(Rows from a figure dataset)
———
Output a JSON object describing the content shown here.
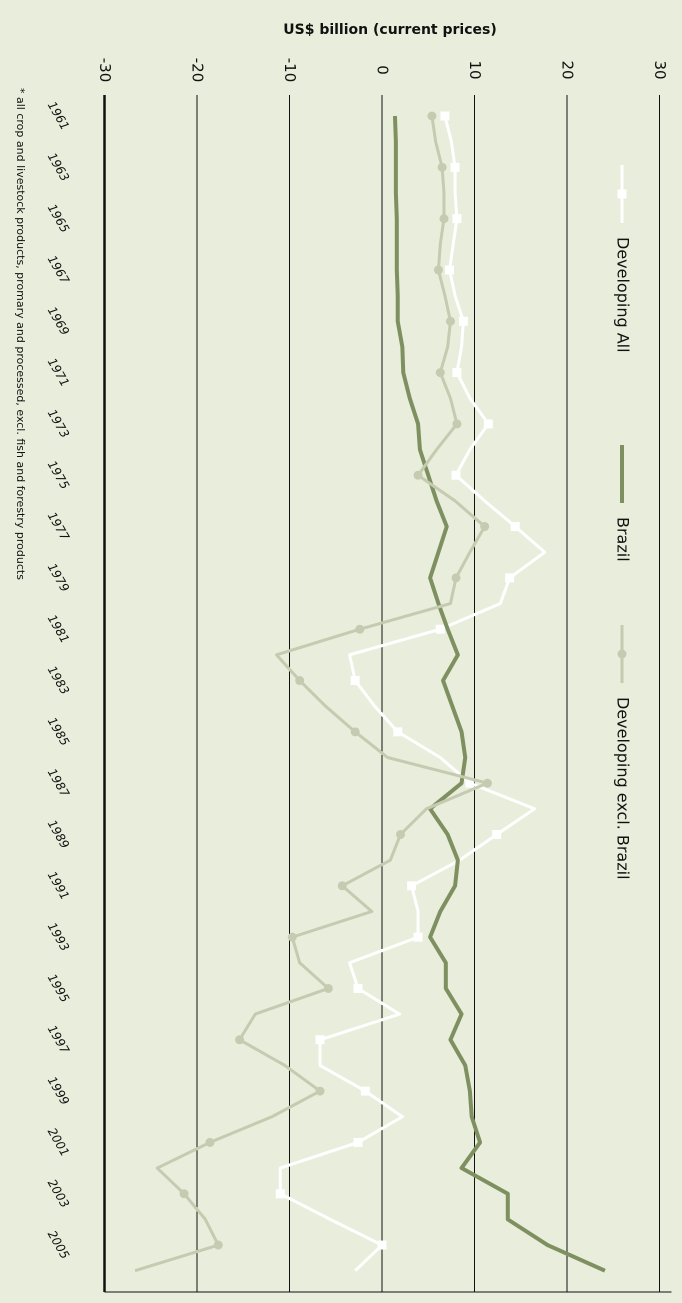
{
  "chart_data": {
    "type": "line",
    "title": "US$ billion (current prices)",
    "footnote": "* all crop and livestock products, promary and processed, excl. fish and forestry products",
    "categories": [
      "1961",
      null,
      "1963",
      null,
      "1965",
      null,
      "1967",
      null,
      "1969",
      null,
      "1971",
      null,
      "1973",
      null,
      "1975",
      null,
      "1977",
      null,
      "1979",
      null,
      "1981",
      null,
      "1983",
      null,
      "1985",
      null,
      "1987",
      null,
      "1989",
      null,
      "1991",
      null,
      "1993",
      null,
      "1995",
      null,
      "1997",
      null,
      "1999",
      null,
      "2001",
      null,
      "2003",
      null,
      "2005",
      null
    ],
    "series": [
      {
        "name": "Developing All",
        "color": "#ffffff",
        "markers": true,
        "values": [
          6.8,
          7.5,
          7.9,
          7.9,
          8.1,
          7.7,
          7.3,
          7.9,
          8.8,
          8.6,
          8.1,
          9.5,
          11.5,
          9.5,
          8.0,
          11.1,
          14.4,
          17.6,
          13.8,
          12.8,
          6.3,
          -3.5,
          -2.9,
          -0.8,
          1.7,
          6.3,
          9.5,
          16.5,
          12.4,
          8.4,
          3.2,
          3.9,
          3.9,
          -3.5,
          -2.6,
          1.9,
          -6.7,
          -6.7,
          -1.8,
          2.2,
          -2.6,
          -11.0,
          -11.0,
          -5.6,
          0.0,
          -2.9
        ]
      },
      {
        "name": "Brazil",
        "color": "#7f9060",
        "markers": false,
        "values": [
          1.4,
          1.5,
          1.5,
          1.5,
          1.6,
          1.6,
          1.6,
          1.7,
          1.7,
          2.2,
          2.3,
          3.0,
          3.9,
          4.1,
          5.0,
          5.9,
          7.0,
          6.1,
          5.2,
          6.1,
          7.1,
          8.2,
          6.6,
          7.6,
          8.6,
          9.0,
          8.6,
          5.2,
          7.1,
          8.2,
          7.9,
          6.3,
          5.2,
          6.9,
          6.9,
          8.6,
          7.4,
          9.0,
          9.5,
          9.7,
          10.6,
          8.6,
          13.6,
          13.6,
          17.9,
          24.1
        ]
      },
      {
        "name": "Developing excl. Brazil",
        "color": "#c5cbb0",
        "markers": true,
        "values": [
          5.4,
          5.8,
          6.5,
          6.7,
          6.7,
          6.3,
          6.1,
          6.8,
          7.4,
          7.1,
          6.3,
          7.4,
          8.1,
          5.9,
          3.9,
          7.9,
          11.1,
          9.5,
          8.0,
          7.4,
          -2.4,
          -11.4,
          -8.9,
          -6.1,
          -2.9,
          0.6,
          11.4,
          4.8,
          2.0,
          0.9,
          -4.3,
          -1.1,
          -9.7,
          -8.9,
          -5.8,
          -13.7,
          -15.4,
          -10.5,
          -6.7,
          -11.9,
          -18.6,
          -24.3,
          -21.4,
          -19.1,
          -17.7,
          -26.7
        ]
      }
    ],
    "ylim": [
      -30,
      30
    ],
    "yticks": [
      -30,
      -20,
      -10,
      0,
      10,
      20,
      30
    ],
    "grid": true
  }
}
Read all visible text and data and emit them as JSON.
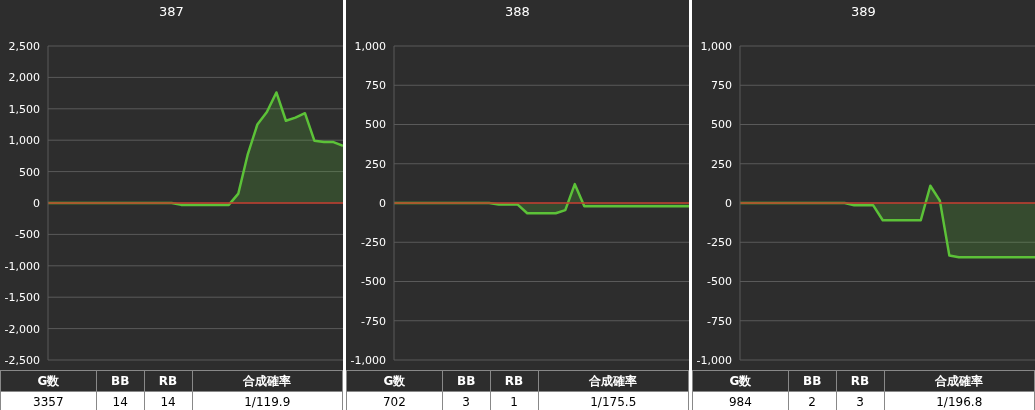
{
  "chart_data": [
    {
      "type": "area",
      "title": "387",
      "categories": [
        null,
        null,
        null,
        null,
        null,
        null,
        null,
        null,
        null,
        null,
        null,
        null,
        null,
        null,
        null,
        null,
        null,
        null,
        null,
        null,
        null,
        null,
        null,
        null,
        null,
        null,
        null,
        null,
        null,
        null,
        null,
        null
      ],
      "series": [
        {
          "color": "#5cc238",
          "values": [
            0,
            0,
            0,
            0,
            0,
            0,
            0,
            0,
            0,
            0,
            0,
            0,
            0,
            0,
            -30,
            -30,
            -30,
            -30,
            -30,
            -30,
            150,
            780,
            1250,
            1450,
            1760,
            1310,
            1360,
            1430,
            990,
            970,
            970,
            910
          ]
        }
      ],
      "ylim": [
        -2500,
        2500
      ],
      "yticks": [
        {
          "value": -2500,
          "label": "-2,500"
        },
        {
          "value": -2000,
          "label": "-2,000"
        },
        {
          "value": -1500,
          "label": "-1,500"
        },
        {
          "value": -1000,
          "label": "-1,000"
        },
        -500,
        0,
        500,
        {
          "value": 1000,
          "label": "1,000"
        },
        {
          "value": 1500,
          "label": "1,500"
        },
        {
          "value": 2000,
          "label": "2,000"
        },
        {
          "value": 2500,
          "label": "2,500"
        }
      ],
      "grid": "y",
      "tick_labels": "y",
      "ref_lines": [
        {
          "axis": "y",
          "value": 0,
          "color": "#c0392b"
        }
      ],
      "annotations": [
        "G数",
        "BB",
        "RB",
        "合成確率",
        "3357",
        "14",
        "14",
        "1/119.9"
      ]
    },
    {
      "type": "area",
      "title": "388",
      "categories": [
        null,
        null,
        null,
        null,
        null,
        null,
        null,
        null,
        null,
        null,
        null,
        null,
        null,
        null,
        null,
        null,
        null,
        null,
        null,
        null,
        null,
        null,
        null,
        null,
        null,
        null,
        null,
        null,
        null,
        null,
        null,
        null
      ],
      "series": [
        {
          "color": "#5cc238",
          "values": [
            0,
            0,
            0,
            0,
            0,
            0,
            0,
            0,
            0,
            0,
            0,
            -10,
            -10,
            -10,
            -65,
            -65,
            -65,
            -65,
            -45,
            120,
            -20,
            -20,
            -20,
            -20,
            -20,
            -20,
            -20,
            -20,
            -20,
            -20,
            -20,
            -20
          ]
        }
      ],
      "ylim": [
        -1000,
        1000
      ],
      "yticks": [
        {
          "value": -1000,
          "label": "-1,000"
        },
        -750,
        -500,
        -250,
        0,
        250,
        500,
        750,
        {
          "value": 1000,
          "label": "1,000"
        }
      ],
      "grid": "y",
      "tick_labels": "y",
      "ref_lines": [
        {
          "axis": "y",
          "value": 0,
          "color": "#c0392b"
        }
      ],
      "annotations": [
        "G数",
        "BB",
        "RB",
        "合成確率",
        "702",
        "3",
        "1",
        "1/175.5"
      ]
    },
    {
      "type": "area",
      "title": "389",
      "categories": [
        null,
        null,
        null,
        null,
        null,
        null,
        null,
        null,
        null,
        null,
        null,
        null,
        null,
        null,
        null,
        null,
        null,
        null,
        null,
        null,
        null,
        null,
        null,
        null,
        null,
        null,
        null,
        null,
        null,
        null,
        null,
        null
      ],
      "series": [
        {
          "color": "#5cc238",
          "values": [
            0,
            0,
            0,
            0,
            0,
            0,
            0,
            0,
            0,
            0,
            0,
            0,
            -15,
            -15,
            -15,
            -110,
            -110,
            -110,
            -110,
            -110,
            110,
            15,
            -335,
            -345,
            -345,
            -345,
            -345,
            -345,
            -345,
            -345,
            -345,
            -345
          ]
        }
      ],
      "ylim": [
        -1000,
        1000
      ],
      "yticks": [
        {
          "value": -1000,
          "label": "-1,000"
        },
        -750,
        -500,
        -250,
        0,
        250,
        500,
        750,
        {
          "value": 1000,
          "label": "1,000"
        }
      ],
      "grid": "y",
      "tick_labels": "y",
      "ref_lines": [
        {
          "axis": "y",
          "value": 0,
          "color": "#c0392b"
        }
      ],
      "annotations": [
        "G数",
        "BB",
        "RB",
        "合成確率",
        "984",
        "2",
        "3",
        "1/196.8"
      ]
    }
  ]
}
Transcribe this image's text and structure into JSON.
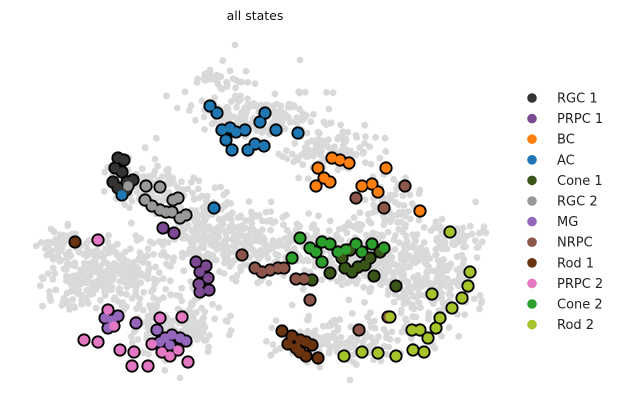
———
Exercise requirements: Set down every record once more, word for word, without pictures.

Exercise response:
Output a JSON object describing the content shown here.
{
  "chart_data": {
    "type": "line",
    "title": "US$ billion (current prices)",
    "footnote": "* all crop and livestock products, promary and processed, excl. fish and forestry products",
    "categories": [
      "1961",
      null,
      "1963",
      null,
      "1965",
      null,
      "1967",
      null,
      "1969",
      null,
      "1971",
      null,
      "1973",
      null,
      "1975",
      null,
      "1977",
      null,
      "1979",
      null,
      "1981",
      null,
      "1983",
      null,
      "1985",
      null,
      "1987",
      null,
      "1989",
      null,
      "1991",
      null,
      "1993",
      null,
      "1995",
      null,
      "1997",
      null,
      "1999",
      null,
      "2001",
      null,
      "2003",
      null,
      "2005",
      null
    ],
    "series": [
      {
        "name": "Developing All",
        "color": "#ffffff",
        "markers": true,
        "values": [
          6.8,
          7.5,
          7.9,
          7.9,
          8.1,
          7.7,
          7.3,
          7.9,
          8.8,
          8.6,
          8.1,
          9.5,
          11.5,
          9.5,
          8.0,
          11.1,
          14.4,
          17.6,
          13.8,
          12.8,
          6.3,
          -3.5,
          -2.9,
          -0.8,
          1.7,
          6.3,
          9.5,
          16.5,
          12.4,
          8.4,
          3.2,
          3.9,
          3.9,
          -3.5,
          -2.6,
          1.9,
          -6.7,
          -6.7,
          -1.8,
          2.2,
          -2.6,
          -11.0,
          -11.0,
          -5.6,
          0.0,
          -2.9
        ]
      },
      {
        "name": "Brazil",
        "color": "#7f9060",
        "markers": false,
        "values": [
          1.4,
          1.5,
          1.5,
          1.5,
          1.6,
          1.6,
          1.6,
          1.7,
          1.7,
          2.2,
          2.3,
          3.0,
          3.9,
          4.1,
          5.0,
          5.9,
          7.0,
          6.1,
          5.2,
          6.1,
          7.1,
          8.2,
          6.6,
          7.6,
          8.6,
          9.0,
          8.6,
          5.2,
          7.1,
          8.2,
          7.9,
          6.3,
          5.2,
          6.9,
          6.9,
          8.6,
          7.4,
          9.0,
          9.5,
          9.7,
          10.6,
          8.6,
          13.6,
          13.6,
          17.9,
          24.1
        ]
      },
      {
        "name": "Developing excl. Brazil",
        "color": "#c5cbb0",
        "markers": true,
        "values": [
          5.4,
          5.8,
          6.5,
          6.7,
          6.7,
          6.3,
          6.1,
          6.8,
          7.4,
          7.1,
          6.3,
          7.4,
          8.1,
          5.9,
          3.9,
          7.9,
          11.1,
          9.5,
          8.0,
          7.4,
          -2.4,
          -11.4,
          -8.9,
          -6.1,
          -2.9,
          0.6,
          11.4,
          4.8,
          2.0,
          0.9,
          -4.3,
          -1.1,
          -9.7,
          -8.9,
          -5.8,
          -13.7,
          -15.4,
          -10.5,
          -6.7,
          -11.9,
          -18.6,
          -24.3,
          -21.4,
          -19.1,
          -17.7,
          -26.7
        ]
      }
    ],
    "ylim": [
      -30,
      30
    ],
    "yticks": [
      -30,
      -20,
      -10,
      0,
      10,
      20,
      30
    ],
    "grid": true
  }
}
Read all visible text and data and emit them as JSON.
{
  "chart_data": [
    {
      "type": "area",
      "title": "387",
      "categories": [
        null,
        null,
        null,
        null,
        null,
        null,
        null,
        null,
        null,
        null,
        null,
        null,
        null,
        null,
        null,
        null,
        null,
        null,
        null,
        null,
        null,
        null,
        null,
        null,
        null,
        null,
        null,
        null,
        null,
        null,
        null,
        null
      ],
      "series": [
        {
          "color": "#5cc238",
          "values": [
            0,
            0,
            0,
            0,
            0,
            0,
            0,
            0,
            0,
            0,
            0,
            0,
            0,
            0,
            -30,
            -30,
            -30,
            -30,
            -30,
            -30,
            150,
            780,
            1250,
            1450,
            1760,
            1310,
            1360,
            1430,
            990,
            970,
            970,
            910
          ]
        }
      ],
      "ylim": [
        -2500,
        2500
      ],
      "yticks": [
        {
          "value": -2500,
          "label": "-2,500"
        },
        {
          "value": -2000,
          "label": "-2,000"
        },
        {
          "value": -1500,
          "label": "-1,500"
        },
        {
          "value": -1000,
          "label": "-1,000"
        },
        -500,
        0,
        500,
        {
          "value": 1000,
          "label": "1,000"
        },
        {
          "value": 1500,
          "label": "1,500"
        },
        {
          "value": 2000,
          "label": "2,000"
        },
        {
          "value": 2500,
          "label": "2,500"
        }
      ],
      "grid": "y",
      "tick_labels": "y",
      "ref_lines": [
        {
          "axis": "y",
          "value": 0,
          "color": "#c0392b"
        }
      ],
      "annotations": [
        "G数",
        "BB",
        "RB",
        "合成確率",
        "3357",
        "14",
        "14",
        "1/119.9"
      ]
    },
    {
      "type": "area",
      "title": "388",
      "categories": [
        null,
        null,
        null,
        null,
        null,
        null,
        null,
        null,
        null,
        null,
        null,
        null,
        null,
        null,
        null,
        null,
        null,
        null,
        null,
        null,
        null,
        null,
        null,
        null,
        null,
        null,
        null,
        null,
        null,
        null,
        null,
        null
      ],
      "series": [
        {
          "color": "#5cc238",
          "values": [
            0,
            0,
            0,
            0,
            0,
            0,
            0,
            0,
            0,
            0,
            0,
            -10,
            -10,
            -10,
            -65,
            -65,
            -65,
            -65,
            -45,
            120,
            -20,
            -20,
            -20,
            -20,
            -20,
            -20,
            -20,
            -20,
            -20,
            -20,
            -20,
            -20
          ]
        }
      ],
      "ylim": [
        -1000,
        1000
      ],
      "yticks": [
        {
          "value": -1000,
          "label": "-1,000"
        },
        -750,
        -500,
        -250,
        0,
        250,
        500,
        750,
        {
          "value": 1000,
          "label": "1,000"
        }
      ],
      "grid": "y",
      "tick_labels": "y",
      "ref_lines": [
        {
          "axis": "y",
          "value": 0,
          "color": "#c0392b"
        }
      ],
      "annotations": [
        "G数",
        "BB",
        "RB",
        "合成確率",
        "702",
        "3",
        "1",
        "1/175.5"
      ]
    },
    {
      "type": "area",
      "title": "389",
      "categories": [
        null,
        null,
        null,
        null,
        null,
        null,
        null,
        null,
        null,
        null,
        null,
        null,
        null,
        null,
        null,
        null,
        null,
        null,
        null,
        null,
        null,
        null,
        null,
        null,
        null,
        null,
        null,
        null,
        null,
        null,
        null,
        null
      ],
      "series": [
        {
          "color": "#5cc238",
          "values": [
            0,
            0,
            0,
            0,
            0,
            0,
            0,
            0,
            0,
            0,
            0,
            0,
            -15,
            -15,
            -15,
            -110,
            -110,
            -110,
            -110,
            -110,
            110,
            15,
            -335,
            -345,
            -345,
            -345,
            -345,
            -345,
            -345,
            -345,
            -345,
            -345
          ]
        }
      ],
      "ylim": [
        -1000,
        1000
      ],
      "yticks": [
        {
          "value": -1000,
          "label": "-1,000"
        },
        -750,
        -500,
        -250,
        0,
        250,
        500,
        750,
        {
          "value": 1000,
          "label": "1,000"
        }
      ],
      "grid": "y",
      "tick_labels": "y",
      "ref_lines": [
        {
          "axis": "y",
          "value": 0,
          "color": "#c0392b"
        }
      ],
      "annotations": [
        "G数",
        "BB",
        "RB",
        "合成確率",
        "984",
        "2",
        "3",
        "1/196.8"
      ]
    }
  ]
}
Transcribe this image's text and structure into JSON.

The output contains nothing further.